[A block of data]

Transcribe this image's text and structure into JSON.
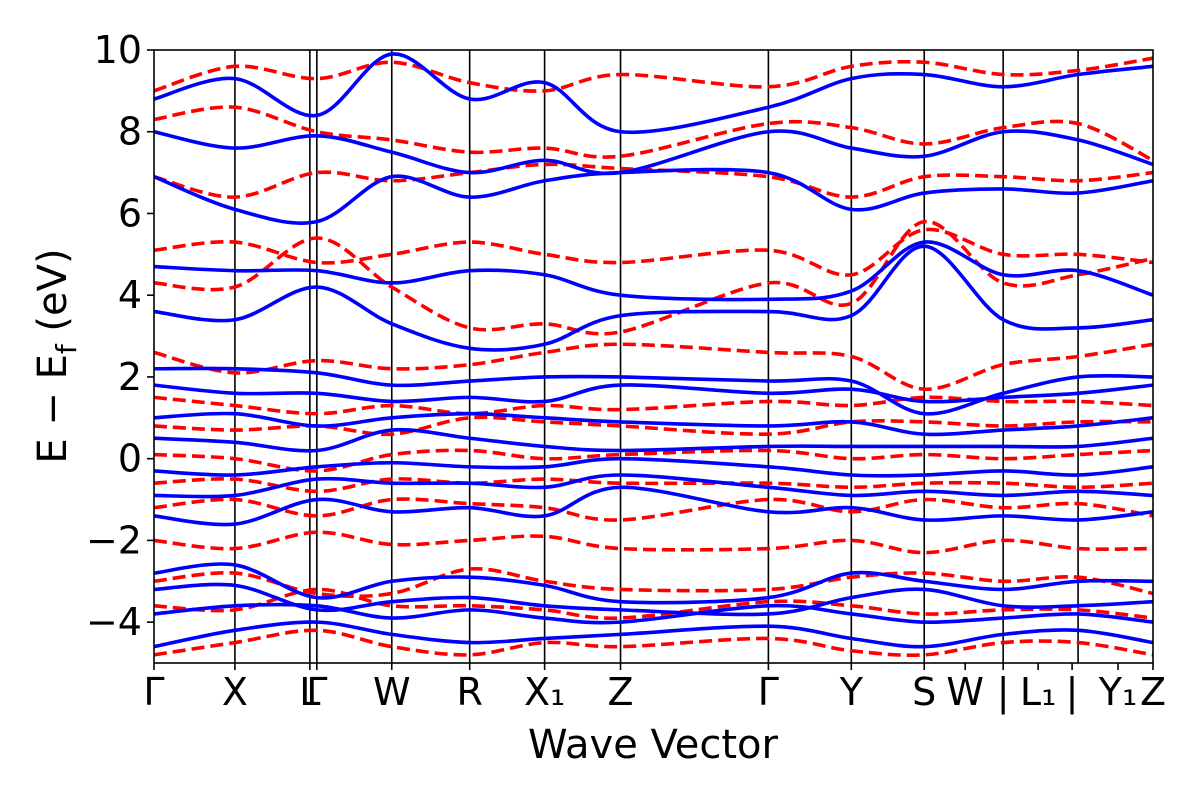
{
  "chart_data": {
    "type": "line",
    "title": "",
    "xlabel": "Wave Vector",
    "ylabel": "E − E_f (eV)",
    "ylabel_parts": {
      "main": "E − E",
      "sub": "f",
      "unit": " (eV)"
    },
    "ylim": [
      -5,
      10
    ],
    "yticks": [
      -4,
      -2,
      0,
      2,
      4,
      6,
      8,
      10
    ],
    "ytick_labels": [
      "−4",
      "−2",
      "0",
      "2",
      "4",
      "6",
      "8",
      "10"
    ],
    "xlim": [
      0,
      1
    ],
    "high_symmetry_points": [
      {
        "x": 0.0,
        "label": "Γ"
      },
      {
        "x": 0.081,
        "label": "X"
      },
      {
        "x": 0.156,
        "label": "L"
      },
      {
        "x": 0.163,
        "label": "Γ"
      },
      {
        "x": 0.238,
        "label": "W"
      },
      {
        "x": 0.316,
        "label": "R"
      },
      {
        "x": 0.391,
        "label": "X₁"
      },
      {
        "x": 0.467,
        "label": "Z"
      },
      {
        "x": 0.615,
        "label": "Γ"
      },
      {
        "x": 0.698,
        "label": "Y"
      },
      {
        "x": 0.771,
        "label": "S"
      },
      {
        "x": 0.812,
        "label": "W"
      },
      {
        "x": 0.85,
        "label": "|"
      },
      {
        "x": 0.885,
        "label": "L₁"
      },
      {
        "x": 0.919,
        "label": "|"
      },
      {
        "x": 0.965,
        "label": "Y₁"
      },
      {
        "x": 1.0,
        "label": "Z"
      }
    ],
    "separator_lines_x": [
      0.081,
      0.156,
      0.163,
      0.238,
      0.316,
      0.391,
      0.467,
      0.615,
      0.698,
      0.771,
      0.85,
      0.925
    ],
    "series": [
      {
        "name": "bands (solid)",
        "color": "#0000ff",
        "style": "solid",
        "knots_x": [
          0,
          0.081,
          0.163,
          0.238,
          0.316,
          0.391,
          0.467,
          0.615,
          0.698,
          0.771,
          0.85,
          0.925,
          1.0
        ],
        "bands": [
          [
            -4.6,
            -4.2,
            -4.0,
            -4.3,
            -4.5,
            -4.4,
            -4.3,
            -4.1,
            -4.4,
            -4.6,
            -4.3,
            -4.2,
            -4.5
          ],
          [
            -3.8,
            -3.6,
            -3.6,
            -3.9,
            -3.7,
            -3.9,
            -4.0,
            -3.6,
            -3.8,
            -4.0,
            -3.9,
            -3.8,
            -4.0
          ],
          [
            -3.2,
            -3.1,
            -3.7,
            -3.5,
            -3.4,
            -3.6,
            -3.7,
            -3.8,
            -3.4,
            -3.2,
            -3.6,
            -3.6,
            -3.5
          ],
          [
            -2.8,
            -2.6,
            -3.4,
            -3.0,
            -2.9,
            -3.1,
            -3.5,
            -3.4,
            -2.8,
            -3.0,
            -3.2,
            -3.0,
            -3.0
          ],
          [
            -1.4,
            -1.6,
            -1.0,
            -1.3,
            -1.2,
            -1.4,
            -0.7,
            -1.3,
            -1.2,
            -1.5,
            -1.4,
            -1.5,
            -1.3
          ],
          [
            -0.9,
            -0.9,
            -0.5,
            -0.6,
            -0.6,
            -0.7,
            -0.4,
            -0.7,
            -0.9,
            -0.8,
            -0.9,
            -0.8,
            -0.9
          ],
          [
            -0.3,
            -0.4,
            -0.2,
            -0.1,
            -0.2,
            -0.2,
            0.0,
            -0.2,
            -0.4,
            -0.4,
            -0.3,
            -0.4,
            -0.2
          ],
          [
            0.5,
            0.4,
            0.2,
            0.7,
            0.5,
            0.3,
            0.2,
            0.3,
            0.3,
            0.3,
            0.3,
            0.3,
            0.5
          ],
          [
            1.0,
            1.1,
            0.8,
            1.0,
            1.1,
            1.0,
            0.9,
            0.8,
            0.9,
            0.6,
            0.7,
            0.8,
            1.0
          ],
          [
            1.8,
            1.6,
            1.6,
            1.4,
            1.5,
            1.4,
            1.8,
            1.6,
            1.7,
            1.4,
            1.5,
            1.6,
            1.8
          ],
          [
            2.2,
            2.2,
            2.1,
            1.8,
            1.9,
            2.0,
            2.0,
            1.9,
            1.9,
            1.1,
            1.6,
            2.0,
            2.0
          ],
          [
            3.6,
            3.4,
            4.2,
            3.3,
            2.7,
            2.8,
            3.5,
            3.6,
            3.5,
            5.2,
            3.4,
            3.2,
            3.4
          ],
          [
            4.7,
            4.6,
            4.6,
            4.3,
            4.6,
            4.5,
            4.0,
            3.9,
            4.1,
            5.3,
            4.5,
            4.6,
            4.0
          ],
          [
            6.9,
            6.1,
            5.8,
            6.9,
            6.4,
            6.8,
            7.0,
            7.0,
            6.1,
            6.5,
            6.6,
            6.5,
            6.8
          ],
          [
            8.0,
            7.6,
            7.9,
            7.5,
            7.0,
            7.3,
            7.0,
            8.0,
            7.6,
            7.4,
            8.0,
            7.8,
            7.2
          ],
          [
            8.8,
            9.3,
            8.4,
            9.9,
            8.8,
            9.2,
            8.0,
            8.6,
            9.3,
            9.4,
            9.1,
            9.4,
            9.6
          ]
        ]
      },
      {
        "name": "bands (dashed)",
        "color": "#ff0000",
        "style": "dashed",
        "knots_x": [
          0,
          0.081,
          0.163,
          0.238,
          0.316,
          0.391,
          0.467,
          0.615,
          0.698,
          0.771,
          0.85,
          0.925,
          1.0
        ],
        "bands": [
          [
            -4.8,
            -4.5,
            -4.2,
            -4.6,
            -4.8,
            -4.5,
            -4.6,
            -4.4,
            -4.7,
            -4.8,
            -4.5,
            -4.5,
            -4.8
          ],
          [
            -3.6,
            -3.7,
            -3.2,
            -3.6,
            -3.6,
            -3.7,
            -3.9,
            -3.5,
            -3.6,
            -3.8,
            -3.7,
            -3.7,
            -3.9
          ],
          [
            -3.0,
            -2.8,
            -3.3,
            -3.3,
            -2.7,
            -3.0,
            -3.2,
            -3.2,
            -2.9,
            -2.8,
            -3.0,
            -2.9,
            -3.3
          ],
          [
            -2.0,
            -2.2,
            -1.8,
            -2.1,
            -2.0,
            -1.9,
            -2.2,
            -2.2,
            -2.0,
            -2.3,
            -2.0,
            -2.2,
            -2.2
          ],
          [
            -1.2,
            -1.0,
            -1.4,
            -1.0,
            -1.1,
            -1.2,
            -1.5,
            -1.0,
            -1.3,
            -1.0,
            -1.2,
            -1.1,
            -1.4
          ],
          [
            -0.6,
            -0.5,
            -0.8,
            -0.5,
            -0.6,
            -0.5,
            -0.6,
            -0.6,
            -0.7,
            -0.6,
            -0.6,
            -0.7,
            -0.6
          ],
          [
            0.1,
            0.0,
            -0.3,
            0.1,
            0.2,
            0.0,
            0.1,
            0.2,
            0.0,
            0.1,
            0.0,
            0.1,
            0.2
          ],
          [
            0.8,
            0.7,
            0.8,
            0.6,
            1.0,
            0.9,
            0.8,
            0.6,
            0.9,
            0.9,
            0.8,
            0.9,
            0.9
          ],
          [
            1.5,
            1.3,
            1.1,
            1.3,
            1.1,
            1.3,
            1.2,
            1.4,
            1.3,
            1.5,
            1.4,
            1.4,
            1.3
          ],
          [
            2.6,
            2.1,
            2.4,
            2.2,
            2.3,
            2.6,
            2.8,
            2.6,
            2.5,
            1.7,
            2.3,
            2.5,
            2.8
          ],
          [
            4.3,
            4.2,
            5.4,
            4.2,
            3.2,
            3.3,
            3.1,
            4.3,
            3.8,
            5.8,
            4.3,
            4.5,
            4.9
          ],
          [
            5.1,
            5.3,
            4.8,
            5.0,
            5.3,
            5.0,
            4.8,
            5.1,
            4.5,
            5.6,
            5.0,
            5.0,
            4.8
          ],
          [
            6.9,
            6.4,
            7.0,
            6.8,
            7.0,
            7.2,
            7.1,
            6.9,
            6.4,
            6.9,
            6.9,
            6.8,
            7.0
          ],
          [
            8.3,
            8.6,
            8.0,
            7.8,
            7.5,
            7.6,
            7.4,
            8.2,
            8.1,
            7.7,
            8.1,
            8.2,
            7.3
          ],
          [
            9.0,
            9.6,
            9.3,
            9.7,
            9.2,
            9.0,
            9.4,
            9.1,
            9.6,
            9.7,
            9.4,
            9.5,
            9.8
          ]
        ]
      }
    ]
  }
}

### Work to be completed
How many lines in the data contain the string "bands"? Respond with the number only.

### Result
4